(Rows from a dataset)
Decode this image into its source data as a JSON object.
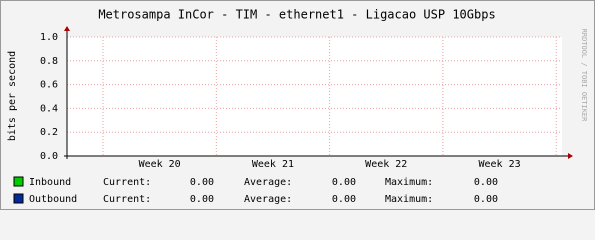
{
  "chart_data": {
    "type": "line",
    "title": "Metrosampa InCor - TIM - ethernet1 - Ligacao USP 10Gbps",
    "y_label": "bits per second",
    "watermark": "RRDTOOL / TOBI OETIKER",
    "categories": [
      "Week 20",
      "Week 21",
      "Week 22",
      "Week 23"
    ],
    "ylim": [
      0,
      1
    ],
    "yticks": [
      {
        "value": 0,
        "label": "0.0"
      },
      0.2,
      0.4,
      0.6,
      0.8,
      {
        "value": 1,
        "label": "1.0"
      }
    ],
    "grid": true,
    "stat_labels": [
      "Current:",
      "Average:",
      "Maximum:"
    ],
    "series": [
      {
        "name": "Inbound",
        "color": "#00cc00",
        "stats": [
          "0.00",
          "0.00",
          "0.00"
        ]
      },
      {
        "name": "Outbound",
        "color": "#002a97",
        "stats": [
          "0.00",
          "0.00",
          "0.00"
        ]
      }
    ]
  }
}
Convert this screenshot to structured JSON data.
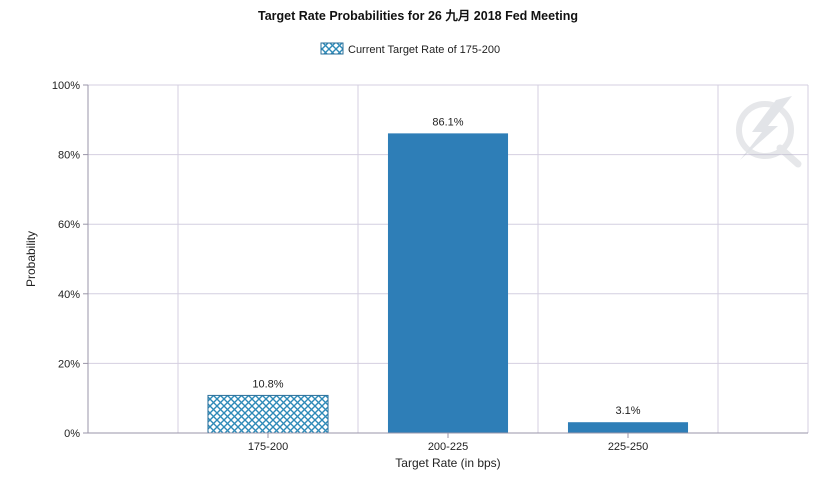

- _WHAT YOU HAVE TO DO_
All of the entries above should be copied exactly, except for the pictures.

- _TASK RESPONSE_
Decode this image into its source data as a JSON object.
{
  "chart_data": {
    "type": "line",
    "title": "Metrosampa InCor - TIM - ethernet1 - Ligacao USP 10Gbps",
    "y_label": "bits per second",
    "watermark": "RRDTOOL / TOBI OETIKER",
    "categories": [
      "Week 20",
      "Week 21",
      "Week 22",
      "Week 23"
    ],
    "ylim": [
      0,
      1
    ],
    "yticks": [
      {
        "value": 0,
        "label": "0.0"
      },
      0.2,
      0.4,
      0.6,
      0.8,
      {
        "value": 1,
        "label": "1.0"
      }
    ],
    "grid": true,
    "stat_labels": [
      "Current:",
      "Average:",
      "Maximum:"
    ],
    "series": [
      {
        "name": "Inbound",
        "color": "#00cc00",
        "stats": [
          "0.00",
          "0.00",
          "0.00"
        ]
      },
      {
        "name": "Outbound",
        "color": "#002a97",
        "stats": [
          "0.00",
          "0.00",
          "0.00"
        ]
      }
    ]
  }
}
Convert this screenshot to structured JSON data.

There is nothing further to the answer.